(Input records):
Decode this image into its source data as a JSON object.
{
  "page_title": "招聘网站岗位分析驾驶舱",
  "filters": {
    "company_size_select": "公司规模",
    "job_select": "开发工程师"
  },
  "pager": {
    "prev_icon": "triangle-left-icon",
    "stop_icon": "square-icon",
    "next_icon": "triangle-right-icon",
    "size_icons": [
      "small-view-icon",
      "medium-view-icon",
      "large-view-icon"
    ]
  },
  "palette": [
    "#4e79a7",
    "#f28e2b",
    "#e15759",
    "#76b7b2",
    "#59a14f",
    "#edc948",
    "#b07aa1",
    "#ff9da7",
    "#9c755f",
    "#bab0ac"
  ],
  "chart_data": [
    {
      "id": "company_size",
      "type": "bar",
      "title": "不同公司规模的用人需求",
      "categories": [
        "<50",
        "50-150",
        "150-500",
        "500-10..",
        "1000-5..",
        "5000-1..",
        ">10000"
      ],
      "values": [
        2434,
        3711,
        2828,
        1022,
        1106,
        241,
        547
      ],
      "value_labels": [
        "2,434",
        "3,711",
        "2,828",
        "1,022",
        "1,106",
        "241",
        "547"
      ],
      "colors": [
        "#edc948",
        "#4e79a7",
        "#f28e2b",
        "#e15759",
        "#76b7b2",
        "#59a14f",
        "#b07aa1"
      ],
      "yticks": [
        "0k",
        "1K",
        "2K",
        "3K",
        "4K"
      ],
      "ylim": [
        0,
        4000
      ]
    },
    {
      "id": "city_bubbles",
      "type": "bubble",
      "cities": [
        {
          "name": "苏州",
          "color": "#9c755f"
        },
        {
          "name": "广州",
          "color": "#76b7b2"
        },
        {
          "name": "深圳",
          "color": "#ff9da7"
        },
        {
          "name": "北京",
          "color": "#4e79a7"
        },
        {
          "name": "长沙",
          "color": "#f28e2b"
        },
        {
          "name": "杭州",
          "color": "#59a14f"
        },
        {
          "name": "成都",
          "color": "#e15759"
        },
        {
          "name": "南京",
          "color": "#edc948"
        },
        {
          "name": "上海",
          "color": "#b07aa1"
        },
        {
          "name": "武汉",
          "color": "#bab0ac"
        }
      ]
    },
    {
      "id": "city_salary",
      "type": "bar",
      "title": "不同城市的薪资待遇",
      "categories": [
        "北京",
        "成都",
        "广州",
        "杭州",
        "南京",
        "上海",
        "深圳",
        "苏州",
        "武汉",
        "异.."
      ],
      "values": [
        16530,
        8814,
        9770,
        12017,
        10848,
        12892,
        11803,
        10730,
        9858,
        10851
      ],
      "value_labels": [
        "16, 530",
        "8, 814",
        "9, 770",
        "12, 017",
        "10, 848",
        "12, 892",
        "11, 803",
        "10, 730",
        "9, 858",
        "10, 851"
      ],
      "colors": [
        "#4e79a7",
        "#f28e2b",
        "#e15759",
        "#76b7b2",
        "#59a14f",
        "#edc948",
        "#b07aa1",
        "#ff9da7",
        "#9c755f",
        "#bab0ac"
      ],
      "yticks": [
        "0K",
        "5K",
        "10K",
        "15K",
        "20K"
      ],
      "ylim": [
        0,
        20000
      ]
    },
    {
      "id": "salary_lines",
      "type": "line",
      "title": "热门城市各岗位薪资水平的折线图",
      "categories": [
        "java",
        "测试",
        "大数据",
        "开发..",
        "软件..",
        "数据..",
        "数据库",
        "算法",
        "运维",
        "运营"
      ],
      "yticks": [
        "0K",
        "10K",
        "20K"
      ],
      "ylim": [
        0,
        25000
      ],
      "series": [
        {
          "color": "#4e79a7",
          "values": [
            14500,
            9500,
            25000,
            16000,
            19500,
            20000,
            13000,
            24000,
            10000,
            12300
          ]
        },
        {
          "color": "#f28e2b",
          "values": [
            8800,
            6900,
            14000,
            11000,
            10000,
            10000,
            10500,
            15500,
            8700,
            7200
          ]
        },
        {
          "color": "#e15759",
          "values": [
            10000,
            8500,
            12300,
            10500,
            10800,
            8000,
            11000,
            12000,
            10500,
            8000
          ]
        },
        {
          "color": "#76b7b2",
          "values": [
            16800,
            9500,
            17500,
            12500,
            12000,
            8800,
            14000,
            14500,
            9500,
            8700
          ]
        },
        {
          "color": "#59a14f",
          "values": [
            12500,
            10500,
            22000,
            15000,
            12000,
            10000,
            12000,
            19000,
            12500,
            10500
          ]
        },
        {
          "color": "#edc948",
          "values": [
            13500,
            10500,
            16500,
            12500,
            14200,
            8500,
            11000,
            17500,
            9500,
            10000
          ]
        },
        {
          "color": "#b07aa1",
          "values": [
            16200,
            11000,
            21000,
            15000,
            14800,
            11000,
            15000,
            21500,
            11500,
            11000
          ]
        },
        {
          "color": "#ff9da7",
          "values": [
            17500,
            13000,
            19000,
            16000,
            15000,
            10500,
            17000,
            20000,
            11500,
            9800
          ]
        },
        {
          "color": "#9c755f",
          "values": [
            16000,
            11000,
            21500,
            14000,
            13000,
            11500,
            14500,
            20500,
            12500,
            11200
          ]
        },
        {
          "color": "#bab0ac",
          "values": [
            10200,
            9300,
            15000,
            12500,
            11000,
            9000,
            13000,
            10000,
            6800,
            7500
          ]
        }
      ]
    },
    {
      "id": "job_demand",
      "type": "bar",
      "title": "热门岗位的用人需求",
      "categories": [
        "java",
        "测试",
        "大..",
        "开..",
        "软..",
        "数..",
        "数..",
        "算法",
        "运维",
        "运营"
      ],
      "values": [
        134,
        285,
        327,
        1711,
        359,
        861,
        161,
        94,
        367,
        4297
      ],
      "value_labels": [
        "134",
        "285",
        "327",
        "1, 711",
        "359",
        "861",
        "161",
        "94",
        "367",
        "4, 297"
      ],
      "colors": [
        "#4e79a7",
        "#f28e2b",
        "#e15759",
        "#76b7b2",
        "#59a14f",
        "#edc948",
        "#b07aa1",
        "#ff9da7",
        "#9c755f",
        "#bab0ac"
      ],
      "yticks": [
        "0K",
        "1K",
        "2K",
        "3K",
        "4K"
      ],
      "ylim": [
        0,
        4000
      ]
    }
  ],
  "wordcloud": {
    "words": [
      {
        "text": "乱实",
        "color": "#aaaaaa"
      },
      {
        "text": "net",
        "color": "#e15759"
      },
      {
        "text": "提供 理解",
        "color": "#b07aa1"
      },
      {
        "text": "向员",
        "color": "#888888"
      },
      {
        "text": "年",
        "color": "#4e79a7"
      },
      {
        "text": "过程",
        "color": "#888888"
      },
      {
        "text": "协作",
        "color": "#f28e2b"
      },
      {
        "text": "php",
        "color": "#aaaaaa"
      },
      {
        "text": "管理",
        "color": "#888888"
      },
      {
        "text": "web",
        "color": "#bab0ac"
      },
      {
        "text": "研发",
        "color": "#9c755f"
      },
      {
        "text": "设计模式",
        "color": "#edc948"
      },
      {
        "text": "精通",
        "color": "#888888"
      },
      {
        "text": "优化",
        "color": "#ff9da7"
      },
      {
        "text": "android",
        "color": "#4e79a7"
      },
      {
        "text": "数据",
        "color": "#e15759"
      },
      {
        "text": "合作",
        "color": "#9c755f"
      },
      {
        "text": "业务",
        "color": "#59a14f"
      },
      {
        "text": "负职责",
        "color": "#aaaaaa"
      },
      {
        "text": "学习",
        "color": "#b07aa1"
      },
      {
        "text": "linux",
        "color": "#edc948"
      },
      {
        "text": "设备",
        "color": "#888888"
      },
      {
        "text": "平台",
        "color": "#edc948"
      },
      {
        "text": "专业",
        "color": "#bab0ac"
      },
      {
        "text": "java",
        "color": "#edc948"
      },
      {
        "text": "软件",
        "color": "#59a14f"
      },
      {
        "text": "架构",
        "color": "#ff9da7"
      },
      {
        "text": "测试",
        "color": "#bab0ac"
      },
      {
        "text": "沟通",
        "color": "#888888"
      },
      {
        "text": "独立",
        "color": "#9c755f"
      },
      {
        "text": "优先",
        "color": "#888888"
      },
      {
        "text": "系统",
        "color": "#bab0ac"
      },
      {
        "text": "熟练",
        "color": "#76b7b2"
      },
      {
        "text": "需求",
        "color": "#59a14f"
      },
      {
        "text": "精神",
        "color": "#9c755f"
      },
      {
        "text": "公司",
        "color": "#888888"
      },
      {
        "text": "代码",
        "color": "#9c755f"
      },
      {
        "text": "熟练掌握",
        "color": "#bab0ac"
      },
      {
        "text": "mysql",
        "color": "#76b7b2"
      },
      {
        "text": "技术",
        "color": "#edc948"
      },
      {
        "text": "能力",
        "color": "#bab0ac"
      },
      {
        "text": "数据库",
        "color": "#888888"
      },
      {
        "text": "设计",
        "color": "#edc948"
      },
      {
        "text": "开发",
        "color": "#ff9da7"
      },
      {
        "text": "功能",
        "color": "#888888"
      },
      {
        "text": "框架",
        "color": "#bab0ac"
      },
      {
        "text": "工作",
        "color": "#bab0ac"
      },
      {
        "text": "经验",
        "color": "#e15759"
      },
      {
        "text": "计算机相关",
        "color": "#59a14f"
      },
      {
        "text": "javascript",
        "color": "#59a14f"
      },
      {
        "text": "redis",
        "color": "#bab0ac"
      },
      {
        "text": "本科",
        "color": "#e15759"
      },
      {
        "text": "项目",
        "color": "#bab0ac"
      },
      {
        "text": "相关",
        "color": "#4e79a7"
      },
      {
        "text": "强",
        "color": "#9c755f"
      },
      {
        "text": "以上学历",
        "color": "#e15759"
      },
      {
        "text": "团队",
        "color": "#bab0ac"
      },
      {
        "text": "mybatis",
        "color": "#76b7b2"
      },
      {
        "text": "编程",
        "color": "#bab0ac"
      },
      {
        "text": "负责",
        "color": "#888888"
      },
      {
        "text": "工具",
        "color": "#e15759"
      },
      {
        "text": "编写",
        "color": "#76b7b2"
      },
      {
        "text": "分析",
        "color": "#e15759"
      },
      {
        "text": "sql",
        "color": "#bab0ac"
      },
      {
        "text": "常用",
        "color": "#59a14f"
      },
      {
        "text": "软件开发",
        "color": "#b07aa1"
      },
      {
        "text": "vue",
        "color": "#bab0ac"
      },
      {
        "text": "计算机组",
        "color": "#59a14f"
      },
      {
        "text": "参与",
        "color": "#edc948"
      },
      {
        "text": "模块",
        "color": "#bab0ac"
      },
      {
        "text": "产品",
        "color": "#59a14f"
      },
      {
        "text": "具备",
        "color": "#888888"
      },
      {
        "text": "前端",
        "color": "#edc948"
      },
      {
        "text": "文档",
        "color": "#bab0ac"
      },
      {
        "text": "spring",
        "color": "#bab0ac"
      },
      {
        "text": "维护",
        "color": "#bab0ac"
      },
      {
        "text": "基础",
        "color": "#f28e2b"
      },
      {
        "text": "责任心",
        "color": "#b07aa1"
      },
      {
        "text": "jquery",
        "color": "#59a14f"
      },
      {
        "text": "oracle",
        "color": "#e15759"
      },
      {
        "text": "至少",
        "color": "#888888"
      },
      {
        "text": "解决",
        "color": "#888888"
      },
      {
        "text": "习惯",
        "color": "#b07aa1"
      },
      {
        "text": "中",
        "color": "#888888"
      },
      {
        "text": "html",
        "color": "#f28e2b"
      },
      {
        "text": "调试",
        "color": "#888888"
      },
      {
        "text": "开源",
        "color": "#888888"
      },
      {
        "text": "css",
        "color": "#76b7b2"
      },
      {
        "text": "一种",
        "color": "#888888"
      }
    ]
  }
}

(Problem statement): Say how many lines in the records hold "name", with the number as the whole reply.

(Answer below): 10